### Objective
Every entry must be duplicated precisely as written.

### Dataset items
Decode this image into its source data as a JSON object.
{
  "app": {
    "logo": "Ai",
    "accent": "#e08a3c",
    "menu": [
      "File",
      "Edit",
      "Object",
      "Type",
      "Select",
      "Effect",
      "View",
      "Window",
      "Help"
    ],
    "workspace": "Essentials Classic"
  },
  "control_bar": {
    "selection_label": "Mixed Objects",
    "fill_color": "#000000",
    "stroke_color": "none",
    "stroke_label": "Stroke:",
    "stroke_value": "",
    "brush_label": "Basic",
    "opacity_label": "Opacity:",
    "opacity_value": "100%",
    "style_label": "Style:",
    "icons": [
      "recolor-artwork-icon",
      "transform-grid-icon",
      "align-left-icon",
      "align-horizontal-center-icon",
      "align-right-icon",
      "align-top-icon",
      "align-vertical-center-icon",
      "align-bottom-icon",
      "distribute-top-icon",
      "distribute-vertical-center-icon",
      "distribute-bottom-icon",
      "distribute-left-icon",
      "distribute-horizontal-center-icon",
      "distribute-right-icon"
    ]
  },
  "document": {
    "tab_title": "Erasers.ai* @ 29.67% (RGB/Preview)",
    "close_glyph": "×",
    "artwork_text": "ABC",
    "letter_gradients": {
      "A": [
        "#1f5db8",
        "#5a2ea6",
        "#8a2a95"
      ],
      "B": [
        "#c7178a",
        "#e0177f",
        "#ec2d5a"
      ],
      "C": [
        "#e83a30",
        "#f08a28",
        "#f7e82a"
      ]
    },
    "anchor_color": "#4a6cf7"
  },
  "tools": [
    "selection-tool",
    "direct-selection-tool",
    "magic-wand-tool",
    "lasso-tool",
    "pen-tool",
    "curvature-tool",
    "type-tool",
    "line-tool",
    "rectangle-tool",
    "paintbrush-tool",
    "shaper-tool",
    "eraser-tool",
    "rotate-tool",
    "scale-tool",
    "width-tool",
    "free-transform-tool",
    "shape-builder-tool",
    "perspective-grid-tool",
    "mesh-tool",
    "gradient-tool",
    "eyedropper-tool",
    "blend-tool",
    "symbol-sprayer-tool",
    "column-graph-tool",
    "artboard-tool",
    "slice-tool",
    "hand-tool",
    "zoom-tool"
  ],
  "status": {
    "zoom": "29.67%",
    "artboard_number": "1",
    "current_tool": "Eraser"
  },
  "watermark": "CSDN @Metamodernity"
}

### Problem solution
Decode this image into its source data as a JSON object.
{
  "app": {
    "logo": "Ai",
    "accent": "#e08a3c",
    "menu": [
      "File",
      "Edit",
      "Object",
      "Type",
      "Select",
      "Effect",
      "View",
      "Window",
      "Help"
    ],
    "workspace": "Essentials Classic"
  },
  "control_bar": {
    "selection_label": "Mixed Objects",
    "fill_color": "#000000",
    "stroke_color": "none",
    "stroke_label": "Stroke:",
    "stroke_value": "",
    "brush_label": "Basic",
    "opacity_label": "Opacity:",
    "opacity_value": "100%",
    "style_label": "Style:",
    "icons": [
      "recolor-artwork-icon",
      "transform-grid-icon",
      "align-left-icon",
      "align-horizontal-center-icon",
      "align-right-icon",
      "align-top-icon",
      "align-vertical-center-icon",
      "align-bottom-icon",
      "distribute-top-icon",
      "distribute-vertical-center-icon",
      "distribute-bottom-icon",
      "distribute-left-icon",
      "distribute-horizontal-center-icon",
      "distribute-right-icon"
    ]
  },
  "document": {
    "tab_title": "Erasers.ai* @ 29.67% (RGB/Preview)",
    "close_glyph": "×",
    "artwork_text": "ABC",
    "letter_gradients": {
      "A": [
        "#1f5db8",
        "#5a2ea6",
        "#8a2a95"
      ],
      "B": [
        "#c7178a",
        "#e0177f",
        "#ec2d5a"
      ],
      "C": [
        "#e83a30",
        "#f08a28",
        "#f7e82a"
      ]
    },
    "anchor_color": "#4a6cf7"
  },
  "tools": [
    "selection-tool",
    "direct-selection-tool",
    "magic-wand-tool",
    "lasso-tool",
    "pen-tool",
    "curvature-tool",
    "type-tool",
    "line-tool",
    "rectangle-tool",
    "paintbrush-tool",
    "shaper-tool",
    "eraser-tool",
    "rotate-tool",
    "scale-tool",
    "width-tool",
    "free-transform-tool",
    "shape-builder-tool",
    "perspective-grid-tool",
    "mesh-tool",
    "gradient-tool",
    "eyedropper-tool",
    "blend-tool",
    "symbol-sprayer-tool",
    "column-graph-tool",
    "artboard-tool",
    "slice-tool",
    "hand-tool",
    "zoom-tool"
  ],
  "status": {
    "zoom": "29.67%",
    "artboard_number": "1",
    "current_tool": "Eraser"
  },
  "watermark": "CSDN @Metamodernity"
}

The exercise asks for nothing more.